### Required tasks
**a.** List the guest dogs that the dog-sitting post introduces by name in its section headings.
**b.** Continue the dog-sitting post from the point where it stops.

### Quoted passage
--- START ---
Year of the Dog Part 3: Mainly Just Cute Pictures of Dogs

Bogey

Bogey was a young English Cocker Spaniel who might have missed some school days but had a sunny disposition. He needed day care because his owner was in town looking at wedding venues in the area. I notice that Ricky the collie is really collie-ing hard now, doing welcoming duties, some light herding, really gauging each dog’s activity and ability level and entertaining them at their own speed. Adorable. Rocket hates them all.

Ricky doing most of the entertaining

JJ

JJ stayed with us for about four days. She was a little border collie with a wonky foot, a misshapen jaw and crossed eyes with a rather ancient history of seizures. She came with two pages of details on how to assemble her meals in order that they are most pleasing to the eye and easily eaten by her imperfect mouth while ensuring that she ingests both her veterinarian-prescribed medicine and some rather snake-oily supplements as well as the healthiest of foods. I was happy to do it. She was like living with a dog version of Lisa Loopner. Weird and endearing. She enjoyed being part of a “pack” and loved to walk with her new dog friends despite her challenging foot situation.

Don’t you just want to give her a noogy?

Priscilla

Priscilla was a rather bully-shaped boxer. Priscilla was a bully. Ricky loves to entertain his guests, but Priscilla was INTENSE. She wanted to wrestle all day. She played so rough that Ricky ended up a bit bruised, sore and tired. She was sweet when not in play-attack mode, but I ended up refereeing all of her outside time so that she did no further damage. This is the first time I saw Ricky walking away from a play opportunity.

Hey let’s play with this stick! No the stick! Not my throat! Aaaah!

Homer

Homer was a little mini labradoodle like Rocket. Finally, a dog that Rocket will enjoy. Well, “enjoy” might be a little much. Let’s say “tolerate.” We had a pretty good day, but the first day of day care for any dog is so fraught with emotion, it’s pretty much what I do all day. If I had planned on working in my studio or doing any paper work or (lordy) vacuuming, I might as well reschedule that because it’s not getting done on a doggy day.

Look how happy Rocket (left) is to finally have a doggy guest his size?

Thor

Thor is the one that sent this dog sitting ship straight for the rocks. Rover recommends that sitters, owners and dogs meet each other before they agree to a multi-day booking, and I completely agree and meet each owner and dog before booking a stay. However, I’m usually more concerned about the behavior of my own dogs. Ricky often comes on too strong in his needy lets-be-friends boinging at new dogs that he can be off-putting. Rocket tries hard to be off-putting as a choice, hoping to scare away any would-be guests. At Thor’s meet-and-greet, his owners had lots of questions and seemed like attentive and responsible dog keepers.
--- END ---
### Data excerpts
--- START ---
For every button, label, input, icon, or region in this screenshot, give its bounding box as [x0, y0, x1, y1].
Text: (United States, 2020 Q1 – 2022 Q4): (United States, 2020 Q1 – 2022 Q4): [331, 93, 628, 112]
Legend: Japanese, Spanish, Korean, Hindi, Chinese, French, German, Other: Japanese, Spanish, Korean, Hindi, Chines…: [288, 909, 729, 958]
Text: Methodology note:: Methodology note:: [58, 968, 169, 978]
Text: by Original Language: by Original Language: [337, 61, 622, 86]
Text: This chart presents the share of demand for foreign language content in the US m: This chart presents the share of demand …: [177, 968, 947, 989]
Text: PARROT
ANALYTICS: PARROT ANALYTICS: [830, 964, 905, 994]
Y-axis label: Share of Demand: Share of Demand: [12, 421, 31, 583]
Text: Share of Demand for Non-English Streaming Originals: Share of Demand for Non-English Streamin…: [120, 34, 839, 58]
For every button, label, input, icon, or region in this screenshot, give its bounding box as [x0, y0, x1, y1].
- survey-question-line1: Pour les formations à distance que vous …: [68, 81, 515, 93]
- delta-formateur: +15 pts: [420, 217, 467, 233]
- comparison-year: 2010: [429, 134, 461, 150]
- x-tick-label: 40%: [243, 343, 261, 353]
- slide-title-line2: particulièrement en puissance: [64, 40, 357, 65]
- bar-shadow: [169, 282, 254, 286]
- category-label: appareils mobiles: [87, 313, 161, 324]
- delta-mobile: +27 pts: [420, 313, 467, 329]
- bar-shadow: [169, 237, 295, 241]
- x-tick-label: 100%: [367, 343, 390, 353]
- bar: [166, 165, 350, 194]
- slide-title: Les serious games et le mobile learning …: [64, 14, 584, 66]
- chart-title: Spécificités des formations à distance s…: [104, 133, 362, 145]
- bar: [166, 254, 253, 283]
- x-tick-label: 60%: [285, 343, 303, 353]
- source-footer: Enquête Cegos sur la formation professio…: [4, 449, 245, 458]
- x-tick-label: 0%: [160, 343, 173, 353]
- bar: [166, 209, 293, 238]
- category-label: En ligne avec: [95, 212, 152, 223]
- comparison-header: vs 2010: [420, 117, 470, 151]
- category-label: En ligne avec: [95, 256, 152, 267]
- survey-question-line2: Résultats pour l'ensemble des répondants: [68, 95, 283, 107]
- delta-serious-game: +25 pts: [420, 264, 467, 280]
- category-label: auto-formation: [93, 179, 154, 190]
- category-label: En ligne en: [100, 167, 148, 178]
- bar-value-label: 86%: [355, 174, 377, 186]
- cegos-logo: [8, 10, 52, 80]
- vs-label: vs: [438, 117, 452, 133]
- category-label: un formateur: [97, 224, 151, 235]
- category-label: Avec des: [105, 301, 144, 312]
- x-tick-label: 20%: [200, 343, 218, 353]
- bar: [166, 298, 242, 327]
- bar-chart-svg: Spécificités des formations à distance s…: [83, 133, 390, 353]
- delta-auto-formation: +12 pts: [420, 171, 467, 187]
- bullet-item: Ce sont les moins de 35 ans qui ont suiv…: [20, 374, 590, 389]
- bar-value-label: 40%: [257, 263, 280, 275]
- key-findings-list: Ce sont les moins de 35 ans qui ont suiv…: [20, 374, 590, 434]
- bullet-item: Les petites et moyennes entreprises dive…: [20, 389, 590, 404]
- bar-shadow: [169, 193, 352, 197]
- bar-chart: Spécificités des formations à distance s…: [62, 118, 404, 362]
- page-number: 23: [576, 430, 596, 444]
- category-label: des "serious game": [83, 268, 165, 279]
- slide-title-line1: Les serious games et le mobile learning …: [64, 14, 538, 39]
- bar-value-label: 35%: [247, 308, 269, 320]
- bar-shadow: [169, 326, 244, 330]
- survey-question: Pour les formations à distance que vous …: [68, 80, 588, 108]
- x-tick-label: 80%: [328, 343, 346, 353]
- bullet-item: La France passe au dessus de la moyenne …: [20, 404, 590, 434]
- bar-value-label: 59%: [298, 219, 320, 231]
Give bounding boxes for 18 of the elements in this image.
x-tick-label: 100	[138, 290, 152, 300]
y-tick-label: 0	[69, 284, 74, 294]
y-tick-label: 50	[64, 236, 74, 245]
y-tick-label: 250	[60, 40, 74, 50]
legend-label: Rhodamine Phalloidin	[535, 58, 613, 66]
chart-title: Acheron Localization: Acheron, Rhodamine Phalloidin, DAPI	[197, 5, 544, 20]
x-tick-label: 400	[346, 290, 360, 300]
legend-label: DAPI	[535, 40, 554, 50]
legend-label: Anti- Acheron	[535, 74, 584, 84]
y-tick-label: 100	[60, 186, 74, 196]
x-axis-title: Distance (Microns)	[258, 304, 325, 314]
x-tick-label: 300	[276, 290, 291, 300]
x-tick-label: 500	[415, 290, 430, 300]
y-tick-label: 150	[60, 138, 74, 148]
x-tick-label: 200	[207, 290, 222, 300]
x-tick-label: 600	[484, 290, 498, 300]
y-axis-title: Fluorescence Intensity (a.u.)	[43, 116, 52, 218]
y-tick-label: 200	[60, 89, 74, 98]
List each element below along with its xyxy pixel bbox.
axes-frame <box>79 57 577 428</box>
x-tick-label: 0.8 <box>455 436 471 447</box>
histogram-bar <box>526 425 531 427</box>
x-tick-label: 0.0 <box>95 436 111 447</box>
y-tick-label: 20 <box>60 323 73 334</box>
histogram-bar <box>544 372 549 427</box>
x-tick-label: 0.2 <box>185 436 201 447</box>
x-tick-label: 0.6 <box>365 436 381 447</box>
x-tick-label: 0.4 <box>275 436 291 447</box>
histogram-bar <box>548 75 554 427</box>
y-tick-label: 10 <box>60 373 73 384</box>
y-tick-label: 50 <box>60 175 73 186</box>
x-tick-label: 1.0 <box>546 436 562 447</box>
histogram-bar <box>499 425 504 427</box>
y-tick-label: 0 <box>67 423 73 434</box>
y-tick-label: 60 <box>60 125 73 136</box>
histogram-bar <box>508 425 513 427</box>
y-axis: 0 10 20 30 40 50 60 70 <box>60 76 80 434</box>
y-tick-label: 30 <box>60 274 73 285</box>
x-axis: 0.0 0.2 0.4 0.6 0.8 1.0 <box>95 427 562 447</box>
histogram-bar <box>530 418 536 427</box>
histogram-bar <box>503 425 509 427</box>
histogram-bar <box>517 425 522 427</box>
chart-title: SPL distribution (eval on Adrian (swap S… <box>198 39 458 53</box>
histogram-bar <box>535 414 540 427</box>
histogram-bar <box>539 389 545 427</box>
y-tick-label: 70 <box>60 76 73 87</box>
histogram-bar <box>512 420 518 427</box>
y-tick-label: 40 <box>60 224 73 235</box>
--- END ---
### Exercise responses
**a.** Bogey, JJ, Priscilla, Homer, Thor

**b.**
They may have been responsible, but they were young, and I know from experience as a former young person, that I was a responsible young dog owner but not a knowledgable one. I made a lot of mistakes from ignorance. Of course, when I was young, I owned a chihuahua, not a large German Shepherd Dog. Of all the dogs to own when one is dumb, German Shepherds are probably the worst choice. They are dogs with weapons and one of their weapons is their tenacity. And when their tenacity is trained on a mild mannered collie, the collie will end up tired, sore, covered in saliva, and ready to see the backside of one German Shepherd Dog. That was a long, long weekend full of heavy duty supervision, allowing play and exercise but disallowing damaging play.

A note to dog owners: Friends, neuter your dogs. I know there is a lot of discussion about when is the healthiest time to neuter a dog and recommendations may be changing as we speak, but there does not seem to be much of an advantage to waiting past a year for most breeds and 18 months for the largest breeds. I can tell you that every single intact male that walked into my house (Including Brad of Hellhound fame) peed on something. Every one was overly aggressive towards either his housemate or my dogs at some point or other in their stay. Thor was no exception. I don’t know if Thor’s owners are planning on neutering him, but since his stay I changed my Rover page to disallow intact males.

German Shepherd owners always dress their dog up in tactical gear ready for combat. Meanwhile Rocket is doing his best to sabotage the class picture.

Beano

Another young owner, this time of an Australian Cattle Dog typically built with extra gravity per pound. Part of my problem is that I want to fix every dog that stays with me (with the exception of Megan the psychopath), even if they only stay for one day like Beano. Is this where my shoulder started hurting? Not sure, but Beano was probably the worst leash-pulling dog of my whole Rover career. All his muscles - legs, abs, facial, alimentary, sphincter - went toward pulling that leash. Corrections meant nothing, treats would have worked over the course of weeks, but for one day, treats are just happy interludes in a day of leash pulling fun. I should have clocked the leash pulling, turned him around and allowed him to run in circles in my yard if he wanted exercise. I didn’t need to put my shoulder in danger for a daycare dog. But I wanted to be the BEST daycare sitter. That’s my problem, not Beano’s.

Beano fell pretty hard for Ricky. It didn’t stop him from pulling like a plow horse. I know, those popular harnesses make it worse, but try to be heard over all the ads for them.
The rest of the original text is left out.